YOUR OBJECTIVE
Copy out every line in which the string "μαζύ" occurs.

── THE DATA

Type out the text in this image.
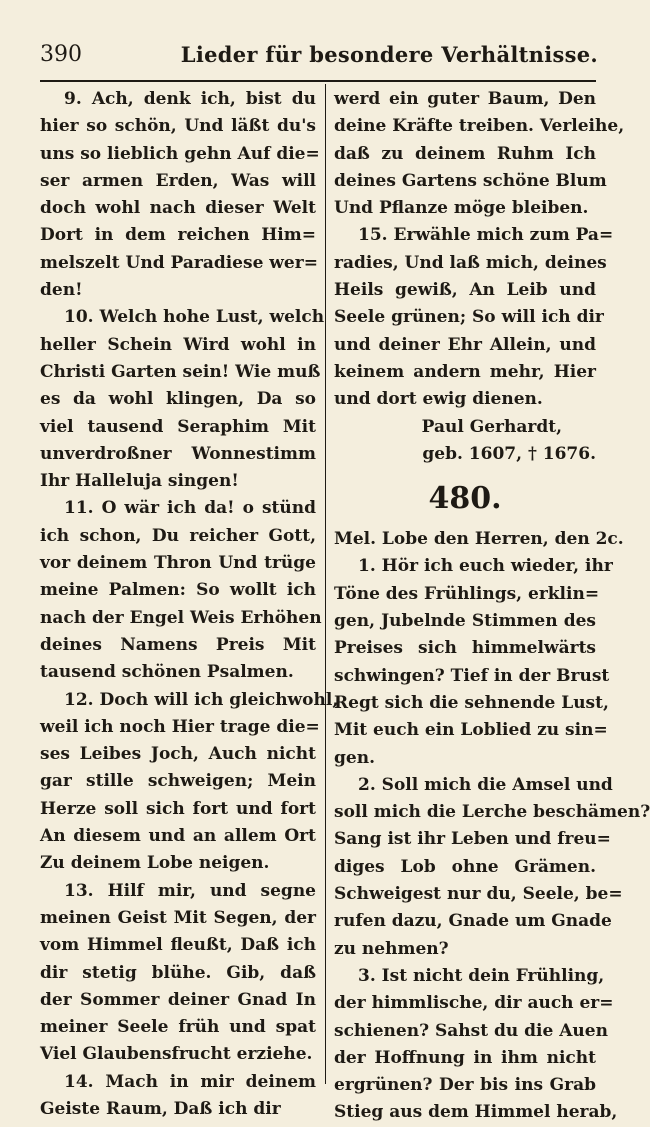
390	Lieder für besondere Verhältnisse.
9. Ach, denk ich, bist du
hier so schön, Und läßt du's
uns so lieblich gehn Auf die=
ser armen Erden, Was will
doch wohl nach dieser Welt
Dort in dem reichen Him=
melszelt Und Paradiese wer=
den!
10. Welch hohe Lust, welch
heller Schein Wird wohl in
Christi Garten sein! Wie muß
es da wohl klingen, Da so
viel tausend Seraphim Mit
unverdroßner Wonnestimm
Ihr Halleluja singen!
11. O wär ich da! o stünd
ich schon, Du reicher Gott,
vor deinem Thron Und trüge
meine Palmen: So wollt ich
nach der Engel Weis Erhöhen
deines Namens Preis Mit
tausend schönen Psalmen.
12. Doch will ich gleichwohl,
weil ich noch Hier trage die=
ses Leibes Joch, Auch nicht
gar stille schweigen; Mein
Herze soll sich fort und fort
An diesem und an allem Ort
Zu deinem Lobe neigen.
13. Hilf mir, und segne
meinen Geist Mit Segen, der
vom Himmel fleußt, Daß ich
dir stetig blühe. Gib, daß
der Sommer deiner Gnad In
meiner Seele früh und spat
Viel Glaubensfrucht erziehe.
14. Mach in mir deinem
Geiste Raum, Daß ich dir
werd ein guter Baum, Den
deine Kräfte treiben. Verleihe,
daß zu deinem Ruhm Ich
deines Gartens schöne Blum
Und Pflanze möge bleiben.
15. Erwähle mich zum Pa=
radies, Und laß mich, deines
Heils gewiß, An Leib und
Seele grünen; So will ich dir
und deiner Ehr Allein, und
keinem andern mehr, Hier
und dort ewig dienen.
Paul Gerhardt,
geb. 1607, † 1676.
480.
Mel. Lobe den Herren, den 2c.
1. Hör ich euch wieder, ihr
Töne des Frühlings, erklin=
gen, Jubelnde Stimmen des
Preises sich himmelwärts
schwingen? Tief in der Brust
Regt sich die sehnende Lust,
Mit euch ein Loblied zu sin=
gen.
2. Soll mich die Amsel und
soll mich die Lerche beschämen?
Sang ist ihr Leben und freu=
diges Lob ohne Grämen.
Schweigest nur du, Seele, be=
rufen dazu, Gnade um Gnade
zu nehmen?
3. Ist nicht dein Frühling,
der himmlische, dir auch er=
schienen? Sahst du die Auen
der Hoffnung in ihm nicht
ergrünen? Der bis ins Grab
Stieg aus dem Himmel herab,
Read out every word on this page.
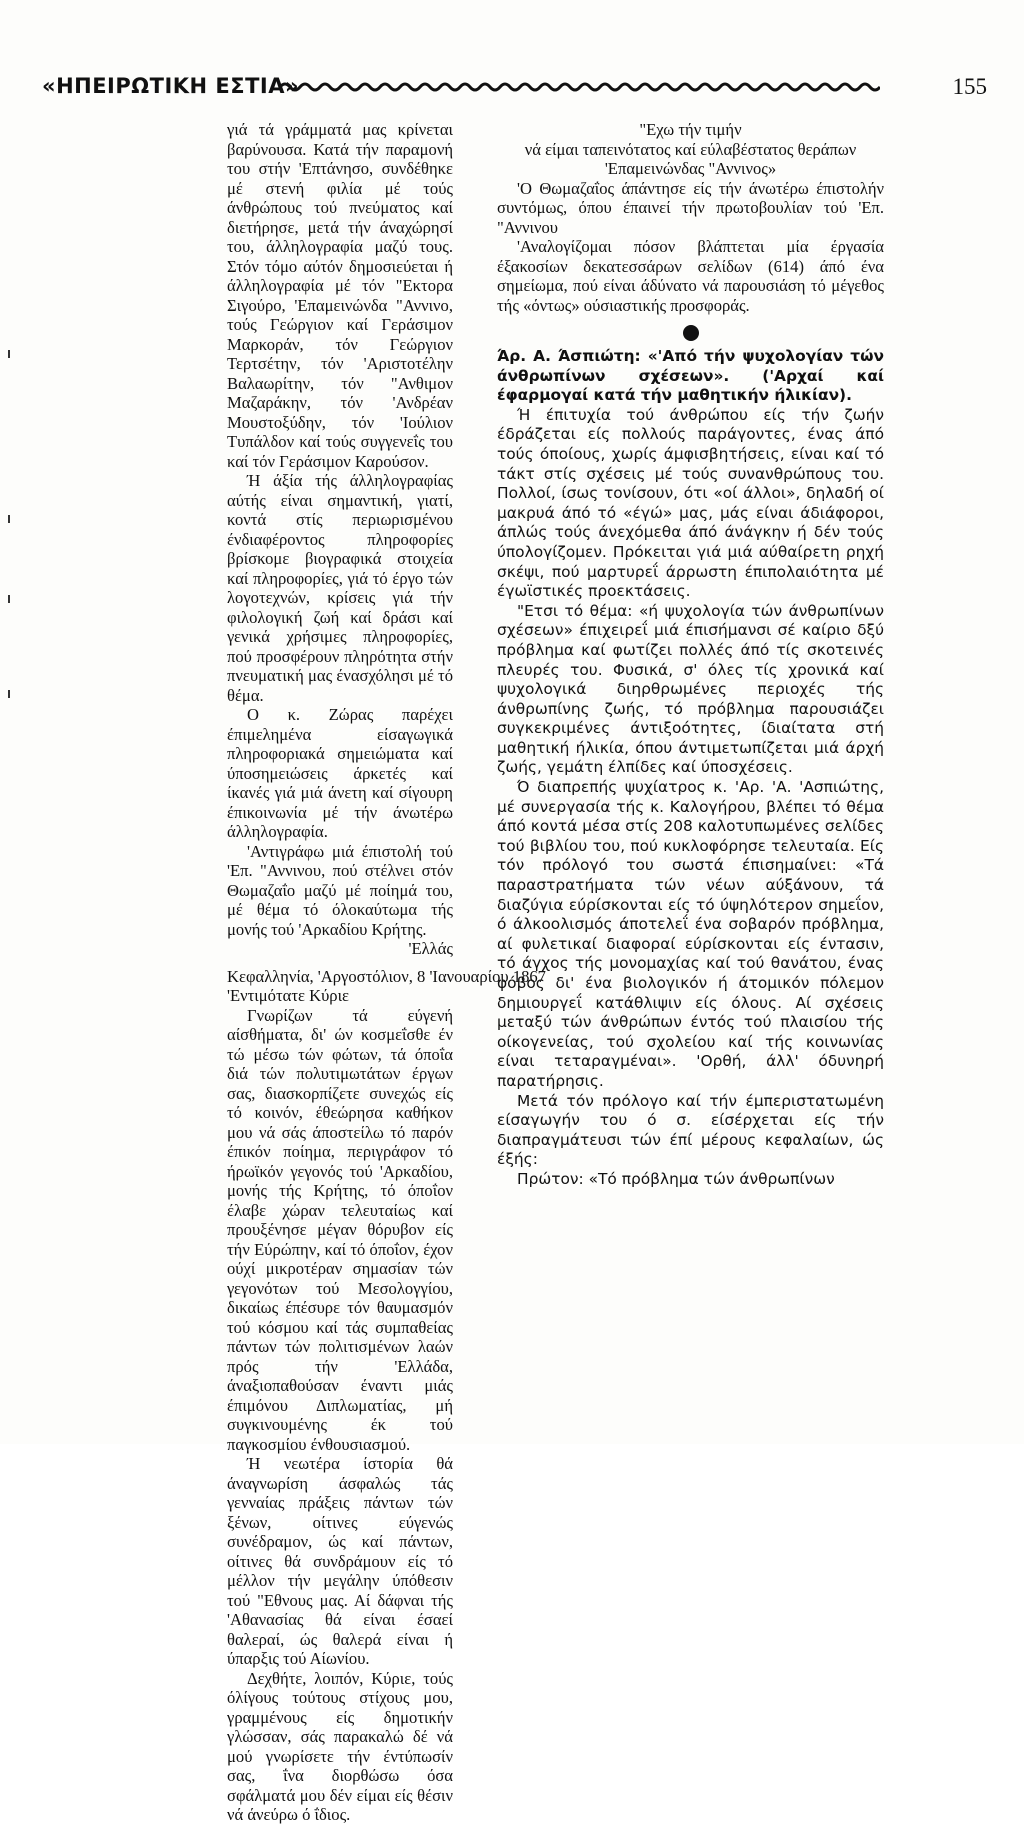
«ΗΠΕΙΡΩΤΙΚΗ ΕΣΤΙΑ»	155

γιά τά γράμματά μας κρίνεται βαρύνουσα. Κατά τήν παραμονή του στήν 'Επτάνησο, συνδέθηκε μέ στενή φιλία μέ τούς άνθρώπους τού πνεύματος καί διετήρησε, μετά τήν άναχώρησί του, άλληλογραφία μαζύ τους. Στόν τόμο αύτόν δημοσιεύεται ή άλληλογραφία μέ τόν "Εκτορα Σιγούρο, 'Επαμεινώνδα "Αννινο, τούς Γεώργιον καί Γεράσιμον Μαρκοράν, τόν Γεώργιον Τερτσέτην, τόν 'Αριστοτέλην Βαλαωρίτην, τόν "Ανθιμον Μαζαράκην, τόν 'Ανδρέαν Μουστοξύδην, τόν 'Ιούλιον Τυπάλδον καί τούς συγγενεΐς του καί τόν Γεράσιμον Καρούσον.

Ή άξία τής άλληλογραφίας αύτής είναι σημαντική, γιατί, κοντά στίς περιωρισμένου ένδιαφέροντος πληροφορίες βρίσκομε βιογραφικά στοιχεία καί πληροφορίες, γιά τό έργο τών λογοτεχνών, κρίσεις γιά τήν φιλολογική ζωή καί δράσι καί γενικά χρήσιμες πληροφορίες, πού προσφέρουν πληρότητα στήν πνευματική μας ένασχόλησι μέ τό θέμα.

Ο κ. Ζώρας παρέχει έπιμελημένα είσαγωγικά πληροφοριακά σημειώματα καί ύποσημειώσεις άρκετές καί ίκανές γιά μιά άνετη καί σίγουρη έπικοινωνία μέ τήν άνωτέρω άλληλογραφία.

'Αντιγράφω μιά έπιστολή τού 'Επ. "Αννινου, πού στέλνει στόν Θωμαζαΐο μαζύ μέ ποίημά του, μέ θέμα τό όλοκαύτωμα τής μονής τού 'Αρκαδίου Κρήτης.

'Ελλάς

Κεφαλληνία, 'Αργοστόλιον, 8 'Ιανουαρίου 1867

'Εντιμότατε Κύριε

Γνωρίζων τά εύγενή αίσθήματα, δι' ών κοσμεΐσθε έν τώ μέσω τών φώτων, τά όποΐα διά τών πολυτιμωτάτων έργων σας, διασκορπίζετε συνεχώς είς τό κοινόν, έθεώρησα καθήκον μου νά σάς άποστείλω τό παρόν έπικόν ποίημα, περιγράφον τό ήρωϊκόν γεγονός τού 'Αρκαδίου, μονής τής Κρήτης, τό όποΐον έλαβε χώραν τελευταίως καί προυξένησε μέγαν θόρυβον είς τήν Εύρώπην, καί τό όποΐον, έχον ούχί μικροτέραν σημασίαν τών γεγονότων τού Μεσολογγίου, δικαίως έπέσυρε τόν θαυμασμόν τού κόσμου καί τάς συμπαθείας πάντων τών πολιτισμένων λαών πρός τήν 'Ελλάδα, άναξιοπαθούσαν έναντι μιάς έπιμόνου Διπλωματίας, μή συγκινουμένης έκ τού παγκοσμίου ένθουσιασμού.

Ή νεωτέρα ίστορία θά άναγνωρίση άσφαλώς τάς γενναίας πράξεις πάντων τών ξένων, οίτινες εύγενώς συνέδραμον, ώς καί πάντων, οίτινες θά συνδράμουν είς τό μέλλον τήν μεγάλην ύπόθεσιν τού "Εθνους μας. Αί δάφναι τής 'Αθανασίας θά είναι έσαεί θαλεραί, ώς θαλερά είναι ή ύπαρξις τού Αίωνίου.

Δεχθήτε, λοιπόν, Κύριε, τούς όλίγους τούτους στίχους μου, γραμμένους είς δημοτικήν γλώσσαν, σάς παρακαλώ δέ νά μού γνωρίσετε τήν έντύπωσίν σας, ΐνα διορθώσω όσα σφάλματά μου δέν είμαι είς θέσιν νά άνεύρω ό ΐδιος.

"Εχω τήν τιμήν

νά είμαι ταπεινότατος καί εύλαβέστατος θεράπων

'Επαμεινώνδας "Αννινος»

'Ο Θωμαζαΐος άπάντησε είς τήν άνωτέρω έπιστολήν συντόμως, όπου έπαινεί τήν πρωτοβουλίαν τού 'Επ. "Αννινου

'Αναλογίζομαι πόσον βλάπτεται μία έργασία έξακοσίων δεκατεσσάρων σελίδων (614) άπό ένα σημείωμα, πού είναι άδύνατο νά παρουσιάση τό μέγεθος τής «όντως» ούσιαστικής προσφοράς.

Άρ. Α. Άσπιώτη: «'Από τήν ψυχολογίαν τών άνθρωπίνων σχέσεων». ('Αρχαί καί έφαρμογαί κατά τήν μαθητικήν ήλικίαν).

Ή έπιτυχία τού άνθρώπου είς τήν ζωήν έδράζεται είς πολλούς παράγοντες, ένας άπό τούς όποίους, χωρίς άμφισβητήσεις, είναι καί τό τάκτ στίς σχέσεις μέ τούς συνανθρώπους του. Πολλοί, ίσως τονίσουν, ότι «οί άλλοι», δηλαδή οί μακρυά άπό τό «έγώ» μας, μάς είναι άδιάφοροι, άπλώς τούς άνεχόμεθα άπό άνάγκην ή δέν τούς ύπολογίζομεν. Πρόκειται γιά μιά αύθαίρετη ρηχή σκέψι, πού μαρτυρεΐ άρρωστη έπιπολαιότητα μέ έγωϊστικές προεκτάσεις.

"Ετσι τό θέμα: «ή ψυχολογία τών άνθρωπίνων σχέσεων» έπιχειρεΐ μιά έπισήμανσι σέ καίριο δξύ πρόβλημα καί φωτίζει πολλές άπό τίς σκοτεινές πλευρές του. Φυσικά, σ' όλες τίς χρονικά καί ψυχολογικά διηρθρωμένες περιοχές τής άνθρωπίνης ζωής, τό πρόβλημα παρουσιάζει συγκεκριμένες άντιξοότητες, ίδιαίτατα στή μαθητική ήλικία, όπου άντιμετωπίζεται μιά άρχή ζωής, γεμάτη έλπίδες καί ύποσχέσεις.

Ό διαπρεπής ψυχίατρος κ. 'Αρ. 'Α. 'Ασπιώτης, μέ συνεργασία τής κ. Καλογήρου, βλέπει τό θέμα άπό κοντά μέσα στίς 208 καλοτυπωμένες σελίδες τού βιβλίου του, πού κυκλοφόρησε τελευταία. Είς τόν πρόλογό του σωστά έπισημαίνει: «Τά παραστρατήματα τών νέων αύξάνουν, τά διαζύγια εύρίσκονται είς τό ύψηλότερον σημεΐον, ό άλκοολισμός άποτελεΐ ένα σοβαρόν πρόβλημα, αί φυλετικαί διαφοραί εύρίσκονται είς ένтασιν, τό άγχος τής μονομαχίας καί τού θανάτου, ένας φόβος δι' ένα βιολογικόν ή άτομικόν πόλεμον δημιουργεΐ κατάθλιψιν είς όλους. Αί σχέσεις μεταξύ τών άνθρώπων έντός τού πλαισίου τής οίκογενείας, τού σχολείου καί τής κοινωνίας είναι τεταραγμέναι». 'Ορθή, άλλ' όδυνηρή παρατήρησις.

Μετά τόν πρόλογο καί τήν έμπεριστατωμένη είσαγωγήν του ό σ. είσέρχεται είς τήν διαπραγμάτευσι τών έπί μέρους κεφαλαίων, ώς έξής:

Πρώτον: «Τό πρόβλημα τών άνθρωπίνων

────

ANSWER TO THE EXERCISE
γιά τά γράμματά μας κρίνεται βαρύνουσα. Κατά τήν παραμονή του στήν 'Επτάνησο, συνδέθηκε μέ στενή φιλία μέ τούς άνθρώπους τού πνεύματος καί διετήρησε, μετά τήν άναχώρησί του, άλληλογραφία μαζύ τους. Στόν τόμο αύτόν δημοσιεύεται ή άλληλογραφία μέ τόν "Εκτορα Σιγούρο, 'Επαμεινώνδα "Αννινο, τούς Γεώργιον καί Γεράσιμον Μαρκοράν, τόν Γεώργιον Τερτσέτην, τόν 'Αριστοτέλην Βαλαωρίτην, τόν "Ανθιμον Μαζαράκην, τόν 'Ανδρέαν Μουστοξύδην, τόν 'Ιούλιον Τυπάλδον καί τούς συγγενεΐς του καί τόν Γεράσιμον Καρούσον.
'Αντιγράφω μιά έπιστολή τού 'Επ. "Αννινου, πού στέλνει στόν Θωμαζαΐο μαζύ μέ ποίημά του, μέ θέμα τό όλοκαύτωμα τής μονής τού 'Αρκαδίου Κρήτης.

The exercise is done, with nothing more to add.